### WRITTEN EXERCISE
The listing below is to be output in its exact form.

Excerpt from a dataset:
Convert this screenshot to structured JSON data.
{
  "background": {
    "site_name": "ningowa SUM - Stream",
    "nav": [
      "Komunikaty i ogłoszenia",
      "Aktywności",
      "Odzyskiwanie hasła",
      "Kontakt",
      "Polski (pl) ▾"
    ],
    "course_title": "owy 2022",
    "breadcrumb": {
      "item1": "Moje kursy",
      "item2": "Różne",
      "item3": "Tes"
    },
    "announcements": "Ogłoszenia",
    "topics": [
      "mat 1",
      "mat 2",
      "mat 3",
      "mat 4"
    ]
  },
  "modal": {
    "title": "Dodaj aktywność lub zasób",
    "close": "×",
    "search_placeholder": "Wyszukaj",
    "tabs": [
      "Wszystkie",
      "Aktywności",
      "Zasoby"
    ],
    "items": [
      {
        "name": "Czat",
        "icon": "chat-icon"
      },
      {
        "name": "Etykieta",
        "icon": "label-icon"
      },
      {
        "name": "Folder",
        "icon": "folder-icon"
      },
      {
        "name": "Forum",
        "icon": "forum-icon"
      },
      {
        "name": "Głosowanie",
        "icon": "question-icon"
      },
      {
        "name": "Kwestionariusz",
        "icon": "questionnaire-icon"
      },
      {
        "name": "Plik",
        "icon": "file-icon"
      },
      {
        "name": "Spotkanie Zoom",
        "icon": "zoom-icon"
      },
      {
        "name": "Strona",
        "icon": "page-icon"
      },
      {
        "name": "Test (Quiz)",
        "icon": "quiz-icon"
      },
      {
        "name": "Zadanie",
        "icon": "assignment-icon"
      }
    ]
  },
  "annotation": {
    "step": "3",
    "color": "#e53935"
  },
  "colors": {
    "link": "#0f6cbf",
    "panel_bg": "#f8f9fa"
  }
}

### RESPONSE TO THE TASK
Convert this screenshot to structured JSON data.
{
  "background": {
    "site_name": "ningowa SUM - Stream",
    "nav": [
      "Komunikaty i ogłoszenia",
      "Aktywności",
      "Odzyskiwanie hasła",
      "Kontakt",
      "Polski (pl) ▾"
    ],
    "course_title": "owy 2022",
    "breadcrumb": {
      "item1": "Moje kursy",
      "item2": "Różne",
      "item3": "Tes"
    },
    "announcements": "Ogłoszenia",
    "topics": [
      "mat 1",
      "mat 2",
      "mat 3",
      "mat 4"
    ]
  },
  "modal": {
    "title": "Dodaj aktywność lub zasób",
    "close": "×",
    "search_placeholder": "Wyszukaj",
    "tabs": [
      "Wszystkie",
      "Aktywności",
      "Zasoby"
    ],
    "items": [
      {
        "name": "Czat",
        "icon": "chat-icon"
      },
      {
        "name": "Etykieta",
        "icon": "label-icon"
      },
      {
        "name": "Folder",
        "icon": "folder-icon"
      },
      {
        "name": "Forum",
        "icon": "forum-icon"
      },
      {
        "name": "Głosowanie",
        "icon": "question-icon"
      },
      {
        "name": "Kwestionariusz",
        "icon": "questionnaire-icon"
      },
      {
        "name": "Plik",
        "icon": "file-icon"
      },
      {
        "name": "Spotkanie Zoom",
        "icon": "zoom-icon"
      },
      {
        "name": "Strona",
        "icon": "page-icon"
      },
      {
        "name": "Test (Quiz)",
        "icon": "quiz-icon"
      },
      {
        "name": "Zadanie",
        "icon": "assignment-icon"
      }
    ]
  },
  "annotation": {
    "step": "3",
    "color": "#e53935"
  },
  "colors": {
    "link": "#0f6cbf",
    "panel_bg": "#f8f9fa"
  }
}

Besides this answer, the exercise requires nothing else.